Your task is to copy the listing exactly, with the pictures left out.
── Excerpted records
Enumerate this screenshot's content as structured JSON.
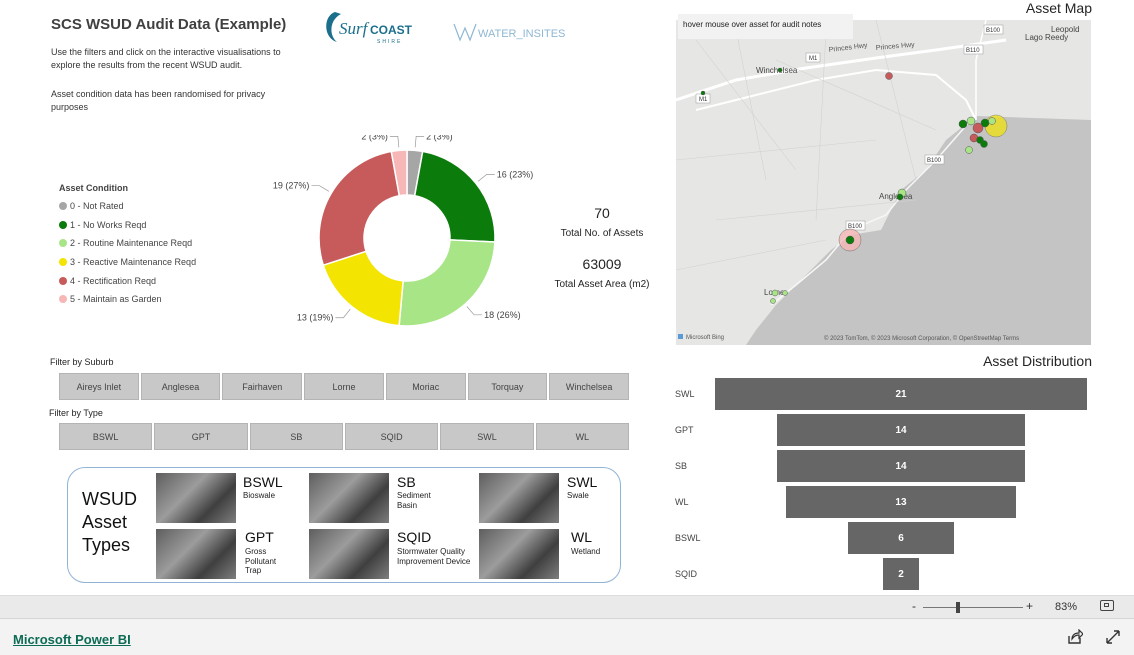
{
  "header": {
    "title": "SCS WSUD Audit Data (Example)",
    "intro": "Use the filters and click on the interactive visualisations to explore the results from the recent WSUD audit.",
    "intro2": "Asset condition data has been randomised for privacy purposes",
    "logo_surf_text": "Surf",
    "logo_coast_text": "COAST",
    "logo_shire_text": "SHIRE",
    "logo_water_text": "WATER_INSITES"
  },
  "legend": {
    "title": "Asset Condition",
    "items": [
      {
        "label": "0 - Not Rated",
        "color": "#a6a6a6"
      },
      {
        "label": "1 - No Works Reqd",
        "color": "#0b7b0b"
      },
      {
        "label": "2 - Routine Maintenance Reqd",
        "color": "#a8e587"
      },
      {
        "label": "3 - Reactive Maintenance Reqd",
        "color": "#f3e402"
      },
      {
        "label": "4 - Rectification Reqd",
        "color": "#c75b5b"
      },
      {
        "label": "5 - Maintain as Garden",
        "color": "#f7b7b7"
      }
    ]
  },
  "chart_data": {
    "type": "pie",
    "variant": "donut",
    "categories": [
      "0 - Not Rated",
      "1 - No Works Reqd",
      "2 - Routine Maintenance Reqd",
      "3 - Reactive Maintenance Reqd",
      "4 - Rectification Reqd",
      "5 - Maintain as Garden"
    ],
    "values": [
      2,
      16,
      18,
      13,
      19,
      2
    ],
    "labels": [
      "2 (3%)",
      "16 (23%)",
      "18 (26%)",
      "13 (19%)",
      "19 (27%)",
      "2 (3%)"
    ],
    "colors": [
      "#a6a6a6",
      "#0b7b0b",
      "#a8e587",
      "#f3e402",
      "#c75b5b",
      "#f7b7b7"
    ]
  },
  "kpis": {
    "assets_value": "70",
    "assets_label": "Total No. of Assets",
    "area_value": "63009",
    "area_label": "Total Asset Area (m2)"
  },
  "filters": {
    "suburb_label": "Filter by Suburb",
    "suburbs": [
      "Aireys Inlet",
      "Anglesea",
      "Fairhaven",
      "Lorne",
      "Moriac",
      "Torquay",
      "Winchelsea"
    ],
    "type_label": "Filter by Type",
    "types": [
      "BSWL",
      "GPT",
      "SB",
      "SQID",
      "SWL",
      "WL"
    ]
  },
  "asset_types": {
    "title_line1": "WSUD",
    "title_line2": "Asset",
    "title_line3": "Types",
    "items": [
      {
        "code": "BSWL",
        "desc": "Bioswale"
      },
      {
        "code": "SB",
        "desc": "Sediment Basin"
      },
      {
        "code": "SWL",
        "desc": "Swale"
      },
      {
        "code": "GPT",
        "desc": "Gross Pollutant Trap"
      },
      {
        "code": "SQID",
        "desc": "Stormwater Quality Improvement Device"
      },
      {
        "code": "WL",
        "desc": "Wetland"
      }
    ]
  },
  "map": {
    "title": "Asset Map",
    "note": "hover mouse over asset for audit notes",
    "places": [
      "Winchelsea",
      "Anglesea",
      "Lorne",
      "Leopold",
      "Lago Reedy"
    ],
    "roads": [
      "Princes Hwy",
      "Princes Hwy",
      "M1",
      "M1",
      "B100",
      "B110",
      "B100",
      "B100"
    ],
    "bing_label": "Microsoft Bing",
    "attribution": "© 2023 TomTom, © 2023 Microsoft Corporation, © OpenStreetMap  Terms"
  },
  "distribution": {
    "title": "Asset Distribution",
    "rows": [
      {
        "label": "SWL",
        "value": 21
      },
      {
        "label": "GPT",
        "value": 14
      },
      {
        "label": "SB",
        "value": 14
      },
      {
        "label": "WL",
        "value": 13
      },
      {
        "label": "BSWL",
        "value": 6
      },
      {
        "label": "SQID",
        "value": 2
      }
    ]
  },
  "zoom": {
    "minus": "-",
    "plus": "+",
    "level": "83%",
    "level_fraction": 0.83
  },
  "footer": {
    "link": "Microsoft Power BI"
  }
}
────
◆ Solved exercise:
Enumerate this screenshot's content as structured JSON.
{
  "header": {
    "title": "SCS WSUD Audit Data (Example)",
    "intro": "Use the filters and click on the interactive visualisations to explore the results from the recent WSUD audit.",
    "intro2": "Asset condition data has been randomised for privacy purposes",
    "logo_surf_text": "Surf",
    "logo_coast_text": "COAST",
    "logo_shire_text": "SHIRE",
    "logo_water_text": "WATER_INSITES"
  },
  "legend": {
    "title": "Asset Condition",
    "items": [
      {
        "label": "0 - Not Rated",
        "color": "#a6a6a6"
      },
      {
        "label": "1 - No Works Reqd",
        "color": "#0b7b0b"
      },
      {
        "label": "2 - Routine Maintenance Reqd",
        "color": "#a8e587"
      },
      {
        "label": "3 - Reactive Maintenance Reqd",
        "color": "#f3e402"
      },
      {
        "label": "4 - Rectification Reqd",
        "color": "#c75b5b"
      },
      {
        "label": "5 - Maintain as Garden",
        "color": "#f7b7b7"
      }
    ]
  },
  "chart_data": {
    "type": "pie",
    "variant": "donut",
    "categories": [
      "0 - Not Rated",
      "1 - No Works Reqd",
      "2 - Routine Maintenance Reqd",
      "3 - Reactive Maintenance Reqd",
      "4 - Rectification Reqd",
      "5 - Maintain as Garden"
    ],
    "values": [
      2,
      16,
      18,
      13,
      19,
      2
    ],
    "labels": [
      "2 (3%)",
      "16 (23%)",
      "18 (26%)",
      "13 (19%)",
      "19 (27%)",
      "2 (3%)"
    ],
    "colors": [
      "#a6a6a6",
      "#0b7b0b",
      "#a8e587",
      "#f3e402",
      "#c75b5b",
      "#f7b7b7"
    ]
  },
  "kpis": {
    "assets_value": "70",
    "assets_label": "Total No. of Assets",
    "area_value": "63009",
    "area_label": "Total Asset Area (m2)"
  },
  "filters": {
    "suburb_label": "Filter by Suburb",
    "suburbs": [
      "Aireys Inlet",
      "Anglesea",
      "Fairhaven",
      "Lorne",
      "Moriac",
      "Torquay",
      "Winchelsea"
    ],
    "type_label": "Filter by Type",
    "types": [
      "BSWL",
      "GPT",
      "SB",
      "SQID",
      "SWL",
      "WL"
    ]
  },
  "asset_types": {
    "title_line1": "WSUD",
    "title_line2": "Asset",
    "title_line3": "Types",
    "items": [
      {
        "code": "BSWL",
        "desc": "Bioswale"
      },
      {
        "code": "SB",
        "desc": "Sediment Basin"
      },
      {
        "code": "SWL",
        "desc": "Swale"
      },
      {
        "code": "GPT",
        "desc": "Gross Pollutant Trap"
      },
      {
        "code": "SQID",
        "desc": "Stormwater Quality Improvement Device"
      },
      {
        "code": "WL",
        "desc": "Wetland"
      }
    ]
  },
  "map": {
    "title": "Asset Map",
    "note": "hover mouse over asset for audit notes",
    "places": [
      "Winchelsea",
      "Anglesea",
      "Lorne",
      "Leopold",
      "Lago Reedy"
    ],
    "roads": [
      "Princes Hwy",
      "Princes Hwy",
      "M1",
      "M1",
      "B100",
      "B110",
      "B100",
      "B100"
    ],
    "bing_label": "Microsoft Bing",
    "attribution": "© 2023 TomTom, © 2023 Microsoft Corporation, © OpenStreetMap  Terms"
  },
  "distribution": {
    "title": "Asset Distribution",
    "rows": [
      {
        "label": "SWL",
        "value": 21
      },
      {
        "label": "GPT",
        "value": 14
      },
      {
        "label": "SB",
        "value": 14
      },
      {
        "label": "WL",
        "value": 13
      },
      {
        "label": "BSWL",
        "value": 6
      },
      {
        "label": "SQID",
        "value": 2
      }
    ]
  },
  "zoom": {
    "minus": "-",
    "plus": "+",
    "level": "83%",
    "level_fraction": 0.83
  },
  "footer": {
    "link": "Microsoft Power BI"
  }
}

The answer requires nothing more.